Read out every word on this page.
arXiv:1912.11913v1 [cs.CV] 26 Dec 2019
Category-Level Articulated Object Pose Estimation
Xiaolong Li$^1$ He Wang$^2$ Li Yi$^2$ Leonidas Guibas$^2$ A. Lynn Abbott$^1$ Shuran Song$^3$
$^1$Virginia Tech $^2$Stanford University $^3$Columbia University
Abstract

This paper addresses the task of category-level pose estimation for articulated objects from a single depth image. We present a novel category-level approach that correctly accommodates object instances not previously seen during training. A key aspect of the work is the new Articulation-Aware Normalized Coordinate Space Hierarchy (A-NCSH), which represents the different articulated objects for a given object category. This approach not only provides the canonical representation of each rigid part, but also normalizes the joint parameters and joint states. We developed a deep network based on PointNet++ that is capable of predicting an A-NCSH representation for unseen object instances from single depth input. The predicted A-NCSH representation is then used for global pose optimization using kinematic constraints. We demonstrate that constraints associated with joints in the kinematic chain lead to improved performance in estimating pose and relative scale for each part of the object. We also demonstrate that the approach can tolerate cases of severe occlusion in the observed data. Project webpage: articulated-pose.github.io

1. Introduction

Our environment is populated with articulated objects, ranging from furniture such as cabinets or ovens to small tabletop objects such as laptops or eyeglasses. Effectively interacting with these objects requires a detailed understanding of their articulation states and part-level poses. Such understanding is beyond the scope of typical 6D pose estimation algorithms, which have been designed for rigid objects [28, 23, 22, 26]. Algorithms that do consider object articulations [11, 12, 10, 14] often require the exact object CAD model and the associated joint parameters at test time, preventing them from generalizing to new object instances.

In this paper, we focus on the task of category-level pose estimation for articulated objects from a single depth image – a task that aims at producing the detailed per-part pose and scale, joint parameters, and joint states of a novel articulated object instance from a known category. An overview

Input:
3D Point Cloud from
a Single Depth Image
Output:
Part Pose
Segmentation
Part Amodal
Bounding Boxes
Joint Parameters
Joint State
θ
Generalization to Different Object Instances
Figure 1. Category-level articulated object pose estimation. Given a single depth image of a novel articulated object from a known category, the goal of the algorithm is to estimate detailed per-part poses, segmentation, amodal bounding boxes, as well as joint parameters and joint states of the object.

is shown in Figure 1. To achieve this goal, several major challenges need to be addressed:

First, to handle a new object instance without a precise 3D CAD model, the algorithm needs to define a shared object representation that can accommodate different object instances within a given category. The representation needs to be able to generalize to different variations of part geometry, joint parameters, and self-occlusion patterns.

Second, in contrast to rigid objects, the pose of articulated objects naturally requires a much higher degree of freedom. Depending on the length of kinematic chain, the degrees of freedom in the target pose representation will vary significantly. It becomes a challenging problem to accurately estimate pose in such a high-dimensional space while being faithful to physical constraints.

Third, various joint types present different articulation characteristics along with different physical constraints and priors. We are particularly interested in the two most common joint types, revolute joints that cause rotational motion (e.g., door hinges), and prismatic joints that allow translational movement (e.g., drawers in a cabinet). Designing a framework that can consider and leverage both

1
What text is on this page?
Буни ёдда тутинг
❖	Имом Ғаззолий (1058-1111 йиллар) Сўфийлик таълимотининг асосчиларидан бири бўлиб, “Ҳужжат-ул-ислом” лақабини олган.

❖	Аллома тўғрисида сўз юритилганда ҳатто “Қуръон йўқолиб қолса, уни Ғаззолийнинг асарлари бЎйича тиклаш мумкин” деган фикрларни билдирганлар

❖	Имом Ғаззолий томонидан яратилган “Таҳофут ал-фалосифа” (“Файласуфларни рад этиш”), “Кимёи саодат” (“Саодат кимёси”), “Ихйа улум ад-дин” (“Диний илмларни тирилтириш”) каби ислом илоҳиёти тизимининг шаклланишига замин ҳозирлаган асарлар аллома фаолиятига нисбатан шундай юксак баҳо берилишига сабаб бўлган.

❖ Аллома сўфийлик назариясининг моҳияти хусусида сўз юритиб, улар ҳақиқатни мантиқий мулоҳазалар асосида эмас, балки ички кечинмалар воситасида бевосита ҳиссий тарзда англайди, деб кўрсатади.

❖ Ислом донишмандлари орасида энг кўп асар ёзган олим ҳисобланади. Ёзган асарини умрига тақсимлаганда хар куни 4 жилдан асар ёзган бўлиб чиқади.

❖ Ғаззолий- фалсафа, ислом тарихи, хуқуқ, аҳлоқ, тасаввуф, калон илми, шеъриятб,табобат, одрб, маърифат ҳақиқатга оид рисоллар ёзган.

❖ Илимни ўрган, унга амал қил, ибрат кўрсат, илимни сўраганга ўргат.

-*-

Please return the data above exactly as given.

Read out every word on this page.
arXiv:1912.11913v1 [cs.CV] 26 Dec 2019
Category-Level Articulated Object Pose Estimation
Xiaolong Li$^1$ He Wang$^2$ Li Yi$^2$ Leonidas Guibas$^2$ A. Lynn Abbott$^1$ Shuran Song$^3$
$^1$Virginia Tech $^2$Stanford University $^3$Columbia University
Abstract

This paper addresses the task of category-level pose estimation for articulated objects from a single depth image. We present a novel category-level approach that correctly accommodates object instances not previously seen during training. A key aspect of the work is the new Articulation-Aware Normalized Coordinate Space Hierarchy (A-NCSH), which represents the different articulated objects for a given object category. This approach not only provides the canonical representation of each rigid part, but also normalizes the joint parameters and joint states. We developed a deep network based on PointNet++ that is capable of predicting an A-NCSH representation for unseen object instances from single depth input. The predicted A-NCSH representation is then used for global pose optimization using kinematic constraints. We demonstrate that constraints associated with joints in the kinematic chain lead to improved performance in estimating pose and relative scale for each part of the object. We also demonstrate that the approach can tolerate cases of severe occlusion in the observed data. Project webpage: articulated-pose.github.io

1. Introduction

Our environment is populated with articulated objects, ranging from furniture such as cabinets or ovens to small tabletop objects such as laptops or eyeglasses. Effectively interacting with these objects requires a detailed understanding of their articulation states and part-level poses. Such understanding is beyond the scope of typical 6D pose estimation algorithms, which have been designed for rigid objects [28, 23, 22, 26]. Algorithms that do consider object articulations [11, 12, 10, 14] often require the exact object CAD model and the associated joint parameters at test time, preventing them from generalizing to new object instances.

In this paper, we focus on the task of category-level pose estimation for articulated objects from a single depth image – a task that aims at producing the detailed per-part pose and scale, joint parameters, and joint states of a novel articulated object instance from a known category. An overview

Input:
3D Point Cloud from
a Single Depth Image
Output:
Part Pose
Segmentation
Part Amodal
Bounding Boxes
Joint Parameters
Joint State
θ
Generalization to Different Object Instances
Figure 1. Category-level articulated object pose estimation. Given a single depth image of a novel articulated object from a known category, the goal of the algorithm is to estimate detailed per-part poses, segmentation, amodal bounding boxes, as well as joint parameters and joint states of the object.

is shown in Figure 1. To achieve this goal, several major challenges need to be addressed:

First, to handle a new object instance without a precise 3D CAD model, the algorithm needs to define a shared object representation that can accommodate different object instances within a given category. The representation needs to be able to generalize to different variations of part geometry, joint parameters, and self-occlusion patterns.

Second, in contrast to rigid objects, the pose of articulated objects naturally requires a much higher degree of freedom. Depending on the length of kinematic chain, the degrees of freedom in the target pose representation will vary significantly. It becomes a challenging problem to accurately estimate pose in such a high-dimensional space while being faithful to physical constraints.

Third, various joint types present different articulation characteristics along with different physical constraints and priors. We are particularly interested in the two most common joint types, revolute joints that cause rotational motion (e.g., door hinges), and prismatic joints that allow translational movement (e.g., drawers in a cabinet). Designing a framework that can consider and leverage both

1
What text is on this page?
Буни ёдда тутинг
❖	Имом Ғаззолий (1058-1111 йиллар) Сўфийлик таълимотининг асосчиларидан бири бўлиб, “Ҳужжат-ул-ислом” лақабини олган.

❖	Аллома тўғрисида сўз юритилганда ҳатто “Қуръон йўқолиб қолса, уни Ғаззолийнинг асарлари бЎйича тиклаш мумкин” деган фикрларни билдирганлар

❖	Имом Ғаззолий томонидан яратилган “Таҳофут ал-фалосифа” (“Файласуфларни рад этиш”), “Кимёи саодат” (“Саодат кимёси”), “Ихйа улум ад-дин” (“Диний илмларни тирилтириш”) каби ислом илоҳиёти тизимининг шаклланишига замин ҳозирлаган асарлар аллома фаолиятига нисбатан шундай юксак баҳо берилишига сабаб бўлган.

❖ Аллома сўфийлик назариясининг моҳияти хусусида сўз юритиб, улар ҳақиқатни мантиқий мулоҳазалар асосида эмас, балки ички кечинмалар воситасида бевосита ҳиссий тарзда англайди, деб кўрсатади.

❖ Ислом донишмандлари орасида энг кўп асар ёзган олим ҳисобланади. Ёзган асарини умрига тақсимлаганда хар куни 4 жилдан асар ёзган бўлиб чиқади.

❖ Ғаззолий- фалсафа, ислом тарихи, хуқуқ, аҳлоқ, тасаввуф, калон илми, шеъриятб,табобат, одрб, маърифат ҳақиқатга оид рисоллар ёзган.

❖ Илимни ўрган, унга амал қил, ибрат кўрсат, илимни сўраганга ўргат.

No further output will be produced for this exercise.